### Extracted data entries
================
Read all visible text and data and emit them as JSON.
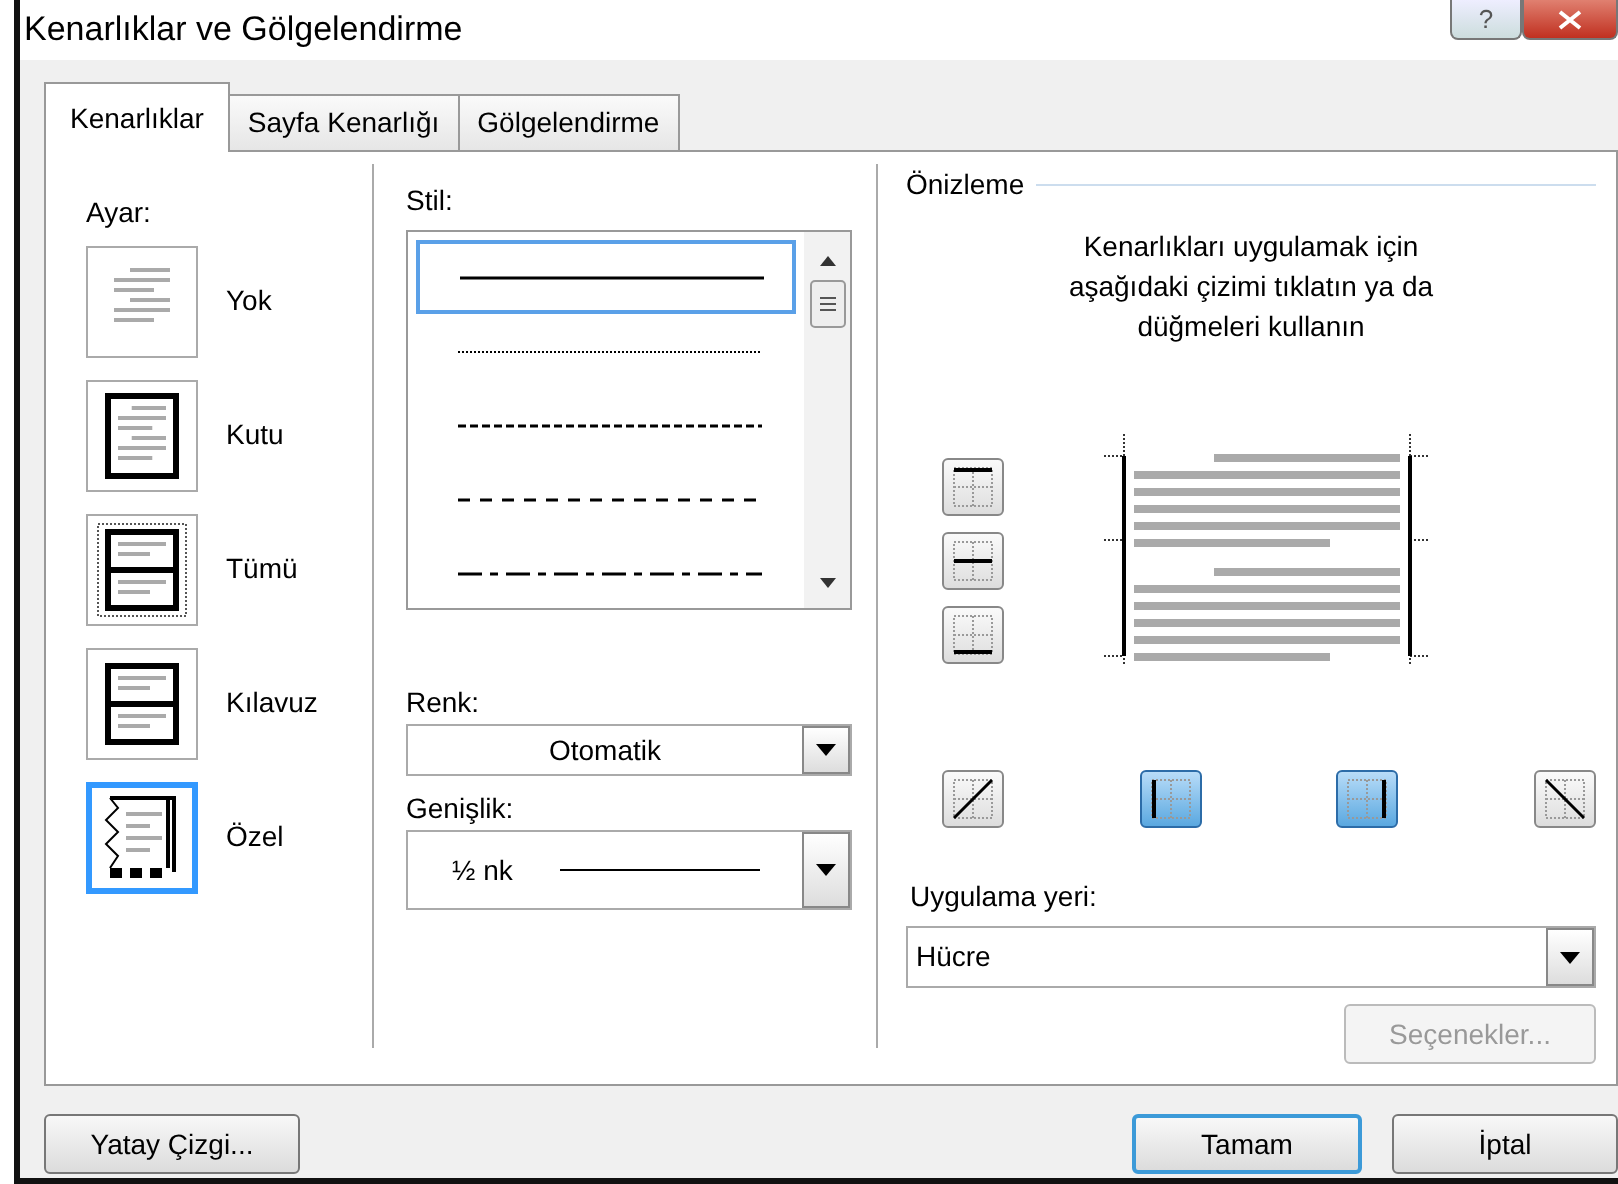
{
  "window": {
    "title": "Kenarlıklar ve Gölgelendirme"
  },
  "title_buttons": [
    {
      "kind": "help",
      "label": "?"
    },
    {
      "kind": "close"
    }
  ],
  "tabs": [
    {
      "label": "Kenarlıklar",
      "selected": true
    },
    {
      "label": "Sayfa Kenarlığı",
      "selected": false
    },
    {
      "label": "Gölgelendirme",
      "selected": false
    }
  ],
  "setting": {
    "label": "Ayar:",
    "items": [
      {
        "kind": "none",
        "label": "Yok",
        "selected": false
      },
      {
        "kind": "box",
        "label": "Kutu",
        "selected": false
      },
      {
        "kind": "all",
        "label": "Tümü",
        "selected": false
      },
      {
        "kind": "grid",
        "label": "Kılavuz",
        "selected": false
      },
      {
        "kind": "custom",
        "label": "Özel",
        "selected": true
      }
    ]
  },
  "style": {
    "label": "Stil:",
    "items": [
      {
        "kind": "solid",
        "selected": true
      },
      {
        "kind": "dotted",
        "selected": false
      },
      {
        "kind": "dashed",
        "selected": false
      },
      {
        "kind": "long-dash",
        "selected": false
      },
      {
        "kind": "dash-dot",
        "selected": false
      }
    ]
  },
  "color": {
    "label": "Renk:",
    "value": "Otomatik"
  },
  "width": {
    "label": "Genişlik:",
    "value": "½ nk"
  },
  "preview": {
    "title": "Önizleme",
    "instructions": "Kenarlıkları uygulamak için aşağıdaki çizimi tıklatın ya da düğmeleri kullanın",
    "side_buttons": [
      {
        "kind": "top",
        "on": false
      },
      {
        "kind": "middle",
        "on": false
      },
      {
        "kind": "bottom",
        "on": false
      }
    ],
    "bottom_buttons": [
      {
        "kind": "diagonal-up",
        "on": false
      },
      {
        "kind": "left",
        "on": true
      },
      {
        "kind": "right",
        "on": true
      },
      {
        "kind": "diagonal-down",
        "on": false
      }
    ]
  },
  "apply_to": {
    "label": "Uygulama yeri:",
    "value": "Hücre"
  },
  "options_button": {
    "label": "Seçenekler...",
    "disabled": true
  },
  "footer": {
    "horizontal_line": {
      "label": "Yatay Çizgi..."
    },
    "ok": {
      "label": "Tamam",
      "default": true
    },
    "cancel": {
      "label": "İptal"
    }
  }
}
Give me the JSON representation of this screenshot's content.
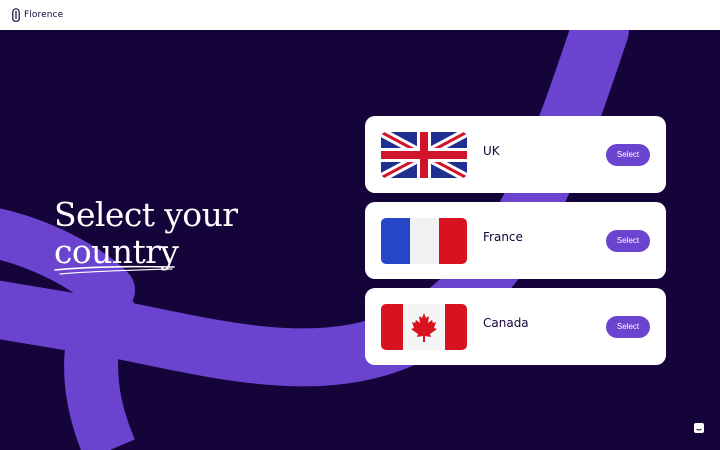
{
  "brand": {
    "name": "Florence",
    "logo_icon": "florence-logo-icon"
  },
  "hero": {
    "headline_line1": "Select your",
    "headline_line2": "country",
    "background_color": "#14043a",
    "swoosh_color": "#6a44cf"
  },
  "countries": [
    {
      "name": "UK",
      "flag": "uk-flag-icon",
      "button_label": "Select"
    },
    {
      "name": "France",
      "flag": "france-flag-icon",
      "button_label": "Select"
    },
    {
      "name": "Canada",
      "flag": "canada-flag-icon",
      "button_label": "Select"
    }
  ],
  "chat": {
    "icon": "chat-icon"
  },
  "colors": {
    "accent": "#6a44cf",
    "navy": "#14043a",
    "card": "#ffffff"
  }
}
================
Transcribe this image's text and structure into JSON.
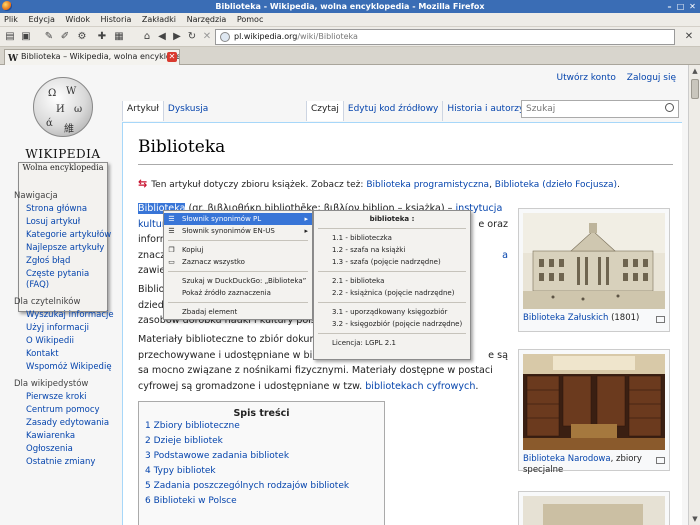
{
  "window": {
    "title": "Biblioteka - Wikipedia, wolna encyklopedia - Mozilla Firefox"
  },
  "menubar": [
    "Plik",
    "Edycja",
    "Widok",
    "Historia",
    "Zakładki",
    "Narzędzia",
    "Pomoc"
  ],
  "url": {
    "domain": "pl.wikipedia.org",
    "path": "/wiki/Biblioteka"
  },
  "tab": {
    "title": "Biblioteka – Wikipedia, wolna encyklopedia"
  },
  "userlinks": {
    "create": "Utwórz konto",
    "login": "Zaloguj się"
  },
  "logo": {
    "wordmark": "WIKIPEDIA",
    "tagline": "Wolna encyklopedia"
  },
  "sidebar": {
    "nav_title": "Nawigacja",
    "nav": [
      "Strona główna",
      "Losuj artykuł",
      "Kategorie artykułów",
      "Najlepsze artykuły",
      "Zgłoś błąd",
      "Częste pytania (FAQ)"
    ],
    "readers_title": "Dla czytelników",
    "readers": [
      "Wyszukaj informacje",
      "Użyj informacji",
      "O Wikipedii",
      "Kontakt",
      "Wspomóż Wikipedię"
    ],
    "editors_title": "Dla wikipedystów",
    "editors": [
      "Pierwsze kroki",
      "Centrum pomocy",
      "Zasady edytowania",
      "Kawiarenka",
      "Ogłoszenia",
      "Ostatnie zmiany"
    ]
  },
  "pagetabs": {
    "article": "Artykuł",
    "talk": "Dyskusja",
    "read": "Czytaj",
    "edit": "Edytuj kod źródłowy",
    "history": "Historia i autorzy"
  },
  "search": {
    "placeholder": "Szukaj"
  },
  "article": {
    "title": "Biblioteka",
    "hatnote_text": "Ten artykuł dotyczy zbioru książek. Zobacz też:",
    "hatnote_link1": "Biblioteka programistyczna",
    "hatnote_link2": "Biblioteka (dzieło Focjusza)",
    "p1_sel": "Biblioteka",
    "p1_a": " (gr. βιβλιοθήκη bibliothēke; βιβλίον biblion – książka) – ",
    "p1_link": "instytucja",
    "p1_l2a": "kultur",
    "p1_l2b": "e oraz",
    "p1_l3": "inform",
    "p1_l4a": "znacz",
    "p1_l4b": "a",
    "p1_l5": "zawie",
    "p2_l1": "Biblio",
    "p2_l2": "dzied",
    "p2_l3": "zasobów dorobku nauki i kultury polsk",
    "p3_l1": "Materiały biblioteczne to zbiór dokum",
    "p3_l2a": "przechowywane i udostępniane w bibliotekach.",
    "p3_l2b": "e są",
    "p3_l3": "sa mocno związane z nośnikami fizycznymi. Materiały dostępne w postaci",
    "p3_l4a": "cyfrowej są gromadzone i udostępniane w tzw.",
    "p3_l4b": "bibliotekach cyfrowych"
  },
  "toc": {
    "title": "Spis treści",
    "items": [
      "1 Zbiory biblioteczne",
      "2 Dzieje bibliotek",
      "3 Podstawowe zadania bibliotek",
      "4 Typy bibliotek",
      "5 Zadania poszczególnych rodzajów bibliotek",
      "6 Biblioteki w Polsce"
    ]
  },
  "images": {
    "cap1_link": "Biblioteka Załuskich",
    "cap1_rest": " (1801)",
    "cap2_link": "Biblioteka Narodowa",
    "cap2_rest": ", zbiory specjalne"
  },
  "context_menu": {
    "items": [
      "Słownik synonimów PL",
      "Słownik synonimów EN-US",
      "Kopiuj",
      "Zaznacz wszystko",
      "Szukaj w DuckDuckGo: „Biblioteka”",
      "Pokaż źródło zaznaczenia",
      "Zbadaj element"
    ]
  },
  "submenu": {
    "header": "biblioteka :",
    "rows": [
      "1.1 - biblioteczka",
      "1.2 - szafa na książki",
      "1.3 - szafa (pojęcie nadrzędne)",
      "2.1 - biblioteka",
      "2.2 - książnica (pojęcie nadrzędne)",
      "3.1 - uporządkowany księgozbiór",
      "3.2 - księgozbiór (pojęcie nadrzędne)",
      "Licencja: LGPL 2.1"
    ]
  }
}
================
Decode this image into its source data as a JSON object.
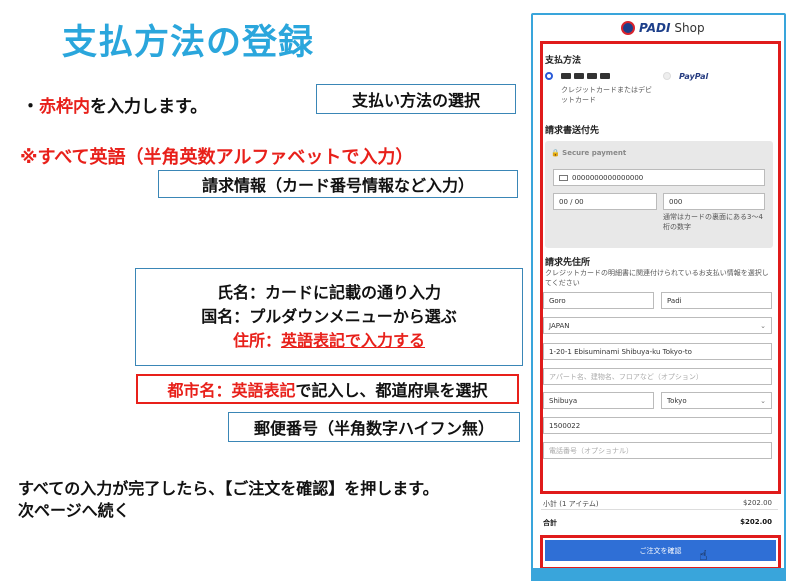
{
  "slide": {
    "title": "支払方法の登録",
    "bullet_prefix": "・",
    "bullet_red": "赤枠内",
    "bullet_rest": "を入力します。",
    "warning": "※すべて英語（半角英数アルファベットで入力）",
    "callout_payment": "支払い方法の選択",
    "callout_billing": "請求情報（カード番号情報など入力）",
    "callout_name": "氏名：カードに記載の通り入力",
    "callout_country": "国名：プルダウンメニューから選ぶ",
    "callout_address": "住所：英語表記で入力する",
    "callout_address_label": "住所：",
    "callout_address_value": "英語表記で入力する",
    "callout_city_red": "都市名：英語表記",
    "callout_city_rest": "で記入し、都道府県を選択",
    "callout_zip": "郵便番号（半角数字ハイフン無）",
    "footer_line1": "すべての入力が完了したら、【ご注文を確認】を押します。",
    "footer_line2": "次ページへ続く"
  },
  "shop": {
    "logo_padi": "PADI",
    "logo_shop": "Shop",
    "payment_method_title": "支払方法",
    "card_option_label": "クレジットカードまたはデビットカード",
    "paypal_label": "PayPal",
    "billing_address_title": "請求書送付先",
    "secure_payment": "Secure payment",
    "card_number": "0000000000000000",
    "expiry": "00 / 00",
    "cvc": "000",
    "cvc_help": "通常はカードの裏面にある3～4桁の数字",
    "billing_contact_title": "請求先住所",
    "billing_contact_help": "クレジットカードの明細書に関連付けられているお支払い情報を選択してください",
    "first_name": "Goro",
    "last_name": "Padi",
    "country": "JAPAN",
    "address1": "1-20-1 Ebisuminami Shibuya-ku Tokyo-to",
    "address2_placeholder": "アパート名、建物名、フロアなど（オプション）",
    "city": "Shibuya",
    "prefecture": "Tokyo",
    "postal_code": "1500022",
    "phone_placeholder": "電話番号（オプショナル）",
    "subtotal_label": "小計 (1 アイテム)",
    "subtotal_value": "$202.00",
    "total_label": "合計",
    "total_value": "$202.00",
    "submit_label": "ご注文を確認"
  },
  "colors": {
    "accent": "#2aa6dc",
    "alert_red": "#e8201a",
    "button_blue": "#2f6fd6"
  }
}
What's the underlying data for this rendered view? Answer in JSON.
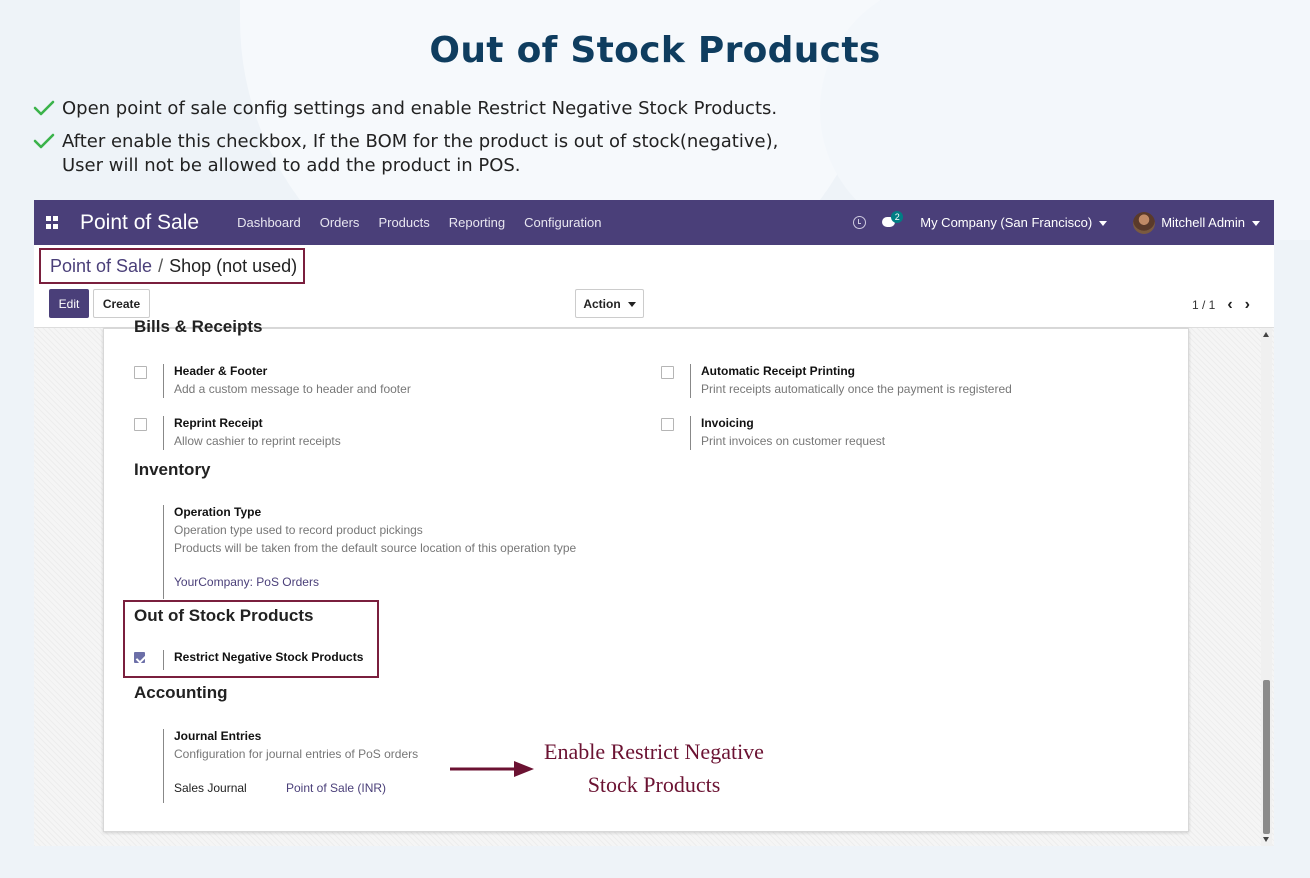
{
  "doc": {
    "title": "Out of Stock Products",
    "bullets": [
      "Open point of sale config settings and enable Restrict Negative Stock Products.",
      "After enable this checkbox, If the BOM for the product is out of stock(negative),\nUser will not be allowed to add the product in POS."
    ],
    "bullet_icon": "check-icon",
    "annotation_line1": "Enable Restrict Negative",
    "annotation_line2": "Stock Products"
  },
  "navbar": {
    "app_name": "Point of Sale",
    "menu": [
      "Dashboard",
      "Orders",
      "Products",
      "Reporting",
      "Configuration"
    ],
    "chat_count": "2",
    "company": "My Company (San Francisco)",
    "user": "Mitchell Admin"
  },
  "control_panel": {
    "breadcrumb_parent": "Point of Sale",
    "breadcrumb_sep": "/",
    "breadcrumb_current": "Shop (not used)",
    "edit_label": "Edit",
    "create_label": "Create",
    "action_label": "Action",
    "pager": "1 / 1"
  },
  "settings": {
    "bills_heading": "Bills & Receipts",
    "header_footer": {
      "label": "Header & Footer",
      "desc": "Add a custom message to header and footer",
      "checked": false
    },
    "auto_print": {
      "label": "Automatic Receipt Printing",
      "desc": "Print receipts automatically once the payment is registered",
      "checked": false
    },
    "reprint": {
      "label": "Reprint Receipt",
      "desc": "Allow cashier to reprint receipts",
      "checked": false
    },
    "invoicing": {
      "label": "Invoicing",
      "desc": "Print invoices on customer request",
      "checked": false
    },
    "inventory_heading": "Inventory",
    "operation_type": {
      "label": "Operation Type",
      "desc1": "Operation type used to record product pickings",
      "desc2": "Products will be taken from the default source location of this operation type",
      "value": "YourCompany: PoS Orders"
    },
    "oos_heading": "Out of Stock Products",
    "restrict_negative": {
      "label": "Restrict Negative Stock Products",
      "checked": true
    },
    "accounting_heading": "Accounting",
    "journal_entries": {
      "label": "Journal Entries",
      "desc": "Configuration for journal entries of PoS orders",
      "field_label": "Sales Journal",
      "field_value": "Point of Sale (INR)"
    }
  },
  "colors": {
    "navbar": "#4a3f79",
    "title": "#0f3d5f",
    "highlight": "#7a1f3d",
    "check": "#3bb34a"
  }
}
================
### Exercise
Identify how many lines in the entries above include the string "Gölgelendirme", then state that number alone.

### Right answer
2